Dataset items
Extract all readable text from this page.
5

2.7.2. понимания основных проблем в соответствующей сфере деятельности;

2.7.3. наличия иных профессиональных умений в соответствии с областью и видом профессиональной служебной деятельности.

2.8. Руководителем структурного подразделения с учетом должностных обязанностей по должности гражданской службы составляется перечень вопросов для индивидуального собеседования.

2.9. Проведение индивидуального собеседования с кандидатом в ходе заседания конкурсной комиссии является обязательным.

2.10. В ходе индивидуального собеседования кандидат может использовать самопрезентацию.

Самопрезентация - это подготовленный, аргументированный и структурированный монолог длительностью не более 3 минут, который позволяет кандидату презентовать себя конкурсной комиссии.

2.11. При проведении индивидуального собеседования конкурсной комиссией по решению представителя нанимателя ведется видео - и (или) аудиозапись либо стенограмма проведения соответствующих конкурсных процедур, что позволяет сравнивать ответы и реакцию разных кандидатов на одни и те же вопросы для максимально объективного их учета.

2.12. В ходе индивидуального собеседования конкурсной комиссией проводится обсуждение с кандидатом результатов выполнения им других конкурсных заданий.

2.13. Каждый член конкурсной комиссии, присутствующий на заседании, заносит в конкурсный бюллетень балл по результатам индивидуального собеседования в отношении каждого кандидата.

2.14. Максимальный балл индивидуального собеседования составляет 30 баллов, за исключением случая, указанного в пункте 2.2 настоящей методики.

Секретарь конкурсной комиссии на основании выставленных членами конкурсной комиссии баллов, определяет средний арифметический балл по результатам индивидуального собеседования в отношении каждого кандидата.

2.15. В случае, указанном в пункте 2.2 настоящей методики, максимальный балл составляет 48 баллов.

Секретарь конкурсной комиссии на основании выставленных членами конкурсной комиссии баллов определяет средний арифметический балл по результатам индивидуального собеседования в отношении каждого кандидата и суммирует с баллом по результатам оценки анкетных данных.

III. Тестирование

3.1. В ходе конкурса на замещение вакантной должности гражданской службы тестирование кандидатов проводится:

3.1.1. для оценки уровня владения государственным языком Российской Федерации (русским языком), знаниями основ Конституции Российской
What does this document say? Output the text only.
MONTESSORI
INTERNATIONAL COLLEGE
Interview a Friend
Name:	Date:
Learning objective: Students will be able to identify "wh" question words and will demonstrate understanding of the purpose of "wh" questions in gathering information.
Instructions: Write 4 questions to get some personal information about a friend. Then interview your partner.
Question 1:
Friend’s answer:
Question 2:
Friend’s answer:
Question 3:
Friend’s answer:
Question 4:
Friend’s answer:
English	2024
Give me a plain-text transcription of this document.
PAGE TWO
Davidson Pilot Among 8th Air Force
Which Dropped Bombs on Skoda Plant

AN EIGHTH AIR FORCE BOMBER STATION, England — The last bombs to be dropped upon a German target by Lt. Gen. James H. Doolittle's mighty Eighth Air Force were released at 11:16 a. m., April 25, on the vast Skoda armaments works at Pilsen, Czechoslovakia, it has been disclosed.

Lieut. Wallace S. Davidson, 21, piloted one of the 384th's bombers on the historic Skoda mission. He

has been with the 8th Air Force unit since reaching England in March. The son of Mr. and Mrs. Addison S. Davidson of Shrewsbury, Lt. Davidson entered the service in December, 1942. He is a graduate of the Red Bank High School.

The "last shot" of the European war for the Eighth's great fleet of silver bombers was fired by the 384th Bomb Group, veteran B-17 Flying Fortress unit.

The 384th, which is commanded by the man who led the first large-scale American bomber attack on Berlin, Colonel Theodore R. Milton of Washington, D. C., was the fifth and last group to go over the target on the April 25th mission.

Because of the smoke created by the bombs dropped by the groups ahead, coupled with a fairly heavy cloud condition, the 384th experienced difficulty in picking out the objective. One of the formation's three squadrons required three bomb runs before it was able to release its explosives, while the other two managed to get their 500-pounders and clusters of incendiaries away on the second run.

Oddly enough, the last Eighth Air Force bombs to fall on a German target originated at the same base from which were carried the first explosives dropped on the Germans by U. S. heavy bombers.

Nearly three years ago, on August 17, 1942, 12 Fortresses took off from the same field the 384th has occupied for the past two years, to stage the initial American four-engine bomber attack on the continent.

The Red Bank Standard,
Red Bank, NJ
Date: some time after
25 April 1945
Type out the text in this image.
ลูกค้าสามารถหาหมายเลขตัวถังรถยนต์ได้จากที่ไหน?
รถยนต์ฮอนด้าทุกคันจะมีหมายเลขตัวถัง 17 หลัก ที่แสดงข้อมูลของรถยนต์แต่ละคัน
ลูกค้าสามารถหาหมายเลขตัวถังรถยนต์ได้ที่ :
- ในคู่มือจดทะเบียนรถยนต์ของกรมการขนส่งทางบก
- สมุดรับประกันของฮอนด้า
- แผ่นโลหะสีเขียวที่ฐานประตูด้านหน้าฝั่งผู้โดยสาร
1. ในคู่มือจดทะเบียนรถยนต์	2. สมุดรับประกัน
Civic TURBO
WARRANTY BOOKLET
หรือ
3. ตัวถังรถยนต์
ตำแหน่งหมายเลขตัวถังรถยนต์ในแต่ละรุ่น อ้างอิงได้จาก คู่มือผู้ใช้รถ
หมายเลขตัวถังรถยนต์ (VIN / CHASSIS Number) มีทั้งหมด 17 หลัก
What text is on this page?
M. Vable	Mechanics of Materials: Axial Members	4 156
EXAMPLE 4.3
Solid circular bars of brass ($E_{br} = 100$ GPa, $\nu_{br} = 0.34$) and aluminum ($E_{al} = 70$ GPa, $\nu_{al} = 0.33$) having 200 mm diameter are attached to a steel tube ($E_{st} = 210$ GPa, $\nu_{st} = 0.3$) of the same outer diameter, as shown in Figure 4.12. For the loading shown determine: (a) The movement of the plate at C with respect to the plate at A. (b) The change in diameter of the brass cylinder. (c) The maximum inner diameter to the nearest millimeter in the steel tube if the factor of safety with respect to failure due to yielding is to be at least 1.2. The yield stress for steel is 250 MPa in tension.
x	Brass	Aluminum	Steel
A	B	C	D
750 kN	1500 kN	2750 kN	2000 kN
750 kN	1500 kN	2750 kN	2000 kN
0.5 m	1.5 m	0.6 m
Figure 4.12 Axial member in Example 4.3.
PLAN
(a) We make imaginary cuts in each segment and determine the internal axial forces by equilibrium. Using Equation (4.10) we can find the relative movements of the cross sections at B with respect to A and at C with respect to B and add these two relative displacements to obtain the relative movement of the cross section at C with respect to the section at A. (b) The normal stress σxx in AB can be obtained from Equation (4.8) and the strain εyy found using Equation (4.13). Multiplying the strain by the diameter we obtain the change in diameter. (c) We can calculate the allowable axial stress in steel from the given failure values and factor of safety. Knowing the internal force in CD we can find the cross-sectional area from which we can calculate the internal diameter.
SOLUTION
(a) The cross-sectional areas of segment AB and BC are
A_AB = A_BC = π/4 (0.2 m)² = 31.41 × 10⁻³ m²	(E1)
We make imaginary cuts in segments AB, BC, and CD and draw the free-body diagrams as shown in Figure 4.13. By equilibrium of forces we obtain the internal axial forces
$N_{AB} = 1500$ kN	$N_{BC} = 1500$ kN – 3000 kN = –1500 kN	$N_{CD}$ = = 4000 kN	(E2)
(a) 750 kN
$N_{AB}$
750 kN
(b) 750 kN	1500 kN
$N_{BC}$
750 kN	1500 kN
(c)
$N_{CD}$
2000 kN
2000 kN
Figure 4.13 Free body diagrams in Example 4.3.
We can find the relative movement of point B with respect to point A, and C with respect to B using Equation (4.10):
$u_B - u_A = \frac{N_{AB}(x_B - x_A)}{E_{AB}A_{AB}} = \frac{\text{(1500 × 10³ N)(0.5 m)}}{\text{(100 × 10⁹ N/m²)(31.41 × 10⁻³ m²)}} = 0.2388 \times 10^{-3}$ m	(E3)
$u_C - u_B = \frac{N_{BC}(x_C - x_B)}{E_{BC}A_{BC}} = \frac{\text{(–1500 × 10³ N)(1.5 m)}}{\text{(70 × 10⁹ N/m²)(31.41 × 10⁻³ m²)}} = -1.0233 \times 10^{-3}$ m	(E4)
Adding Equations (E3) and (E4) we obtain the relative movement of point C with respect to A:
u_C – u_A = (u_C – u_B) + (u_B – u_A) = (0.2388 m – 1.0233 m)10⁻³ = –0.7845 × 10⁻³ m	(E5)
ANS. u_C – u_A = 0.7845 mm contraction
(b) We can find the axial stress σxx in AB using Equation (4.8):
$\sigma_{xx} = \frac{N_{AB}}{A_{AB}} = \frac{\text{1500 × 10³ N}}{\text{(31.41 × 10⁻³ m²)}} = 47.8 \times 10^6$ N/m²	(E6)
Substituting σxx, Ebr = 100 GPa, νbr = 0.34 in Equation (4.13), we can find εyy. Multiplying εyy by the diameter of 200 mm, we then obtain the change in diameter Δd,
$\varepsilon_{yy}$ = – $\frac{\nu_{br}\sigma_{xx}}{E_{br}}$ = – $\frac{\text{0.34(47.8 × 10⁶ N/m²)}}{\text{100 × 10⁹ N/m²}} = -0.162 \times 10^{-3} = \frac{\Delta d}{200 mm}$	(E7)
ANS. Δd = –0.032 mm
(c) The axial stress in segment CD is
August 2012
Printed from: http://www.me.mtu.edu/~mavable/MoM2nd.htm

WHAT THE TASK REQUIRES
Check each line above for "ходе" and return the ones that have it.

OUTPUT OF THE TASK
2.9. Проведение индивидуального собеседования с кандидатом в ходе заседания конкурсной комиссии является обязательным.
2.10. В ходе индивидуального собеседования кандидат может использовать самопрезентацию.
2.12. В ходе индивидуального собеседования конкурсной комиссией проводится обсуждение с кандидатом результатов выполнения им других конкурсных заданий.
3.1. В ходе конкурса на замещение вакантной должности гражданской службы тестирование кандидатов проводится:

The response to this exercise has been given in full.